Task instructions: Output every entry exactly as written, skipping any pictures.

>> Begin Source material

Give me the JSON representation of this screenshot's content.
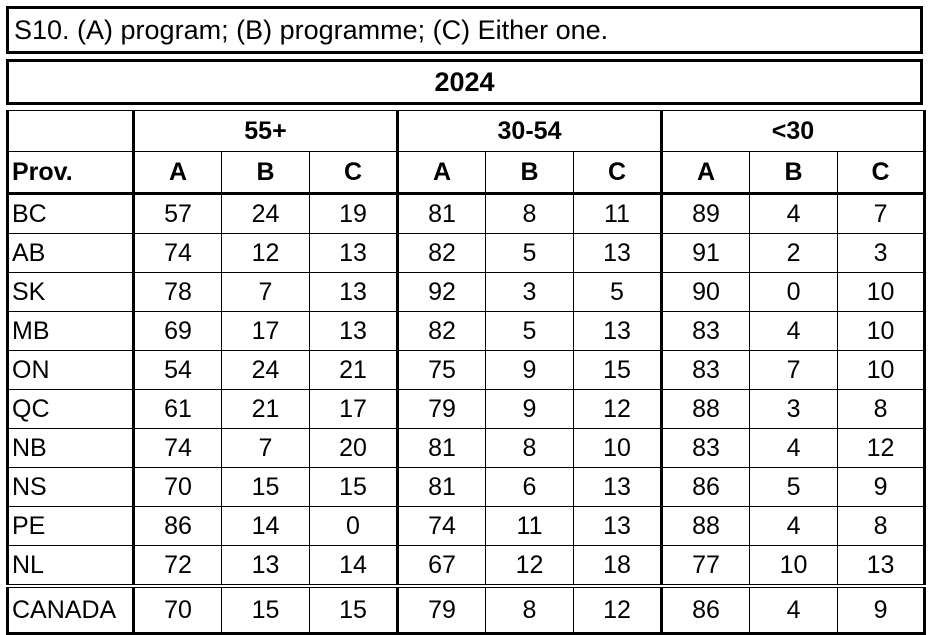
{
  "title": "S10. (A) program; (B) programme; (C) Either one.",
  "year": "2024",
  "age_groups": [
    "55+",
    "30-54",
    "<30"
  ],
  "col_header_first": "Prov.",
  "sub_cols": [
    "A",
    "B",
    "C"
  ],
  "rows": [
    {
      "prov": "BC",
      "vals": [
        "57",
        "24",
        "19",
        "81",
        "8",
        "11",
        "89",
        "4",
        "7"
      ]
    },
    {
      "prov": "AB",
      "vals": [
        "74",
        "12",
        "13",
        "82",
        "5",
        "13",
        "91",
        "2",
        "3"
      ]
    },
    {
      "prov": "SK",
      "vals": [
        "78",
        "7",
        "13",
        "92",
        "3",
        "5",
        "90",
        "0",
        "10"
      ]
    },
    {
      "prov": "MB",
      "vals": [
        "69",
        "17",
        "13",
        "82",
        "5",
        "13",
        "83",
        "4",
        "10"
      ]
    },
    {
      "prov": "ON",
      "vals": [
        "54",
        "24",
        "21",
        "75",
        "9",
        "15",
        "83",
        "7",
        "10"
      ]
    },
    {
      "prov": "QC",
      "vals": [
        "61",
        "21",
        "17",
        "79",
        "9",
        "12",
        "88",
        "3",
        "8"
      ]
    },
    {
      "prov": "NB",
      "vals": [
        "74",
        "7",
        "20",
        "81",
        "8",
        "10",
        "83",
        "4",
        "12"
      ]
    },
    {
      "prov": "NS",
      "vals": [
        "70",
        "15",
        "15",
        "81",
        "6",
        "13",
        "86",
        "5",
        "9"
      ]
    },
    {
      "prov": "PE",
      "vals": [
        "86",
        "14",
        "0",
        "74",
        "11",
        "13",
        "88",
        "4",
        "8"
      ]
    },
    {
      "prov": "NL",
      "vals": [
        "72",
        "13",
        "14",
        "67",
        "12",
        "18",
        "77",
        "10",
        "13"
      ]
    }
  ],
  "total": {
    "prov": "CANADA",
    "vals": [
      "70",
      "15",
      "15",
      "79",
      "8",
      "12",
      "86",
      "4",
      "9"
    ]
  }
}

>> End Source material

Complete response:
Give me the JSON representation of this screenshot's content.
{
  "title": "S10. (A) program; (B) programme; (C) Either one.",
  "year": "2024",
  "age_groups": [
    "55+",
    "30-54",
    "<30"
  ],
  "col_header_first": "Prov.",
  "sub_cols": [
    "A",
    "B",
    "C"
  ],
  "rows": [
    {
      "prov": "BC",
      "vals": [
        "57",
        "24",
        "19",
        "81",
        "8",
        "11",
        "89",
        "4",
        "7"
      ]
    },
    {
      "prov": "AB",
      "vals": [
        "74",
        "12",
        "13",
        "82",
        "5",
        "13",
        "91",
        "2",
        "3"
      ]
    },
    {
      "prov": "SK",
      "vals": [
        "78",
        "7",
        "13",
        "92",
        "3",
        "5",
        "90",
        "0",
        "10"
      ]
    },
    {
      "prov": "MB",
      "vals": [
        "69",
        "17",
        "13",
        "82",
        "5",
        "13",
        "83",
        "4",
        "10"
      ]
    },
    {
      "prov": "ON",
      "vals": [
        "54",
        "24",
        "21",
        "75",
        "9",
        "15",
        "83",
        "7",
        "10"
      ]
    },
    {
      "prov": "QC",
      "vals": [
        "61",
        "21",
        "17",
        "79",
        "9",
        "12",
        "88",
        "3",
        "8"
      ]
    },
    {
      "prov": "NB",
      "vals": [
        "74",
        "7",
        "20",
        "81",
        "8",
        "10",
        "83",
        "4",
        "12"
      ]
    },
    {
      "prov": "NS",
      "vals": [
        "70",
        "15",
        "15",
        "81",
        "6",
        "13",
        "86",
        "5",
        "9"
      ]
    },
    {
      "prov": "PE",
      "vals": [
        "86",
        "14",
        "0",
        "74",
        "11",
        "13",
        "88",
        "4",
        "8"
      ]
    },
    {
      "prov": "NL",
      "vals": [
        "72",
        "13",
        "14",
        "67",
        "12",
        "18",
        "77",
        "10",
        "13"
      ]
    }
  ],
  "total": {
    "prov": "CANADA",
    "vals": [
      "70",
      "15",
      "15",
      "79",
      "8",
      "12",
      "86",
      "4",
      "9"
    ]
  }
}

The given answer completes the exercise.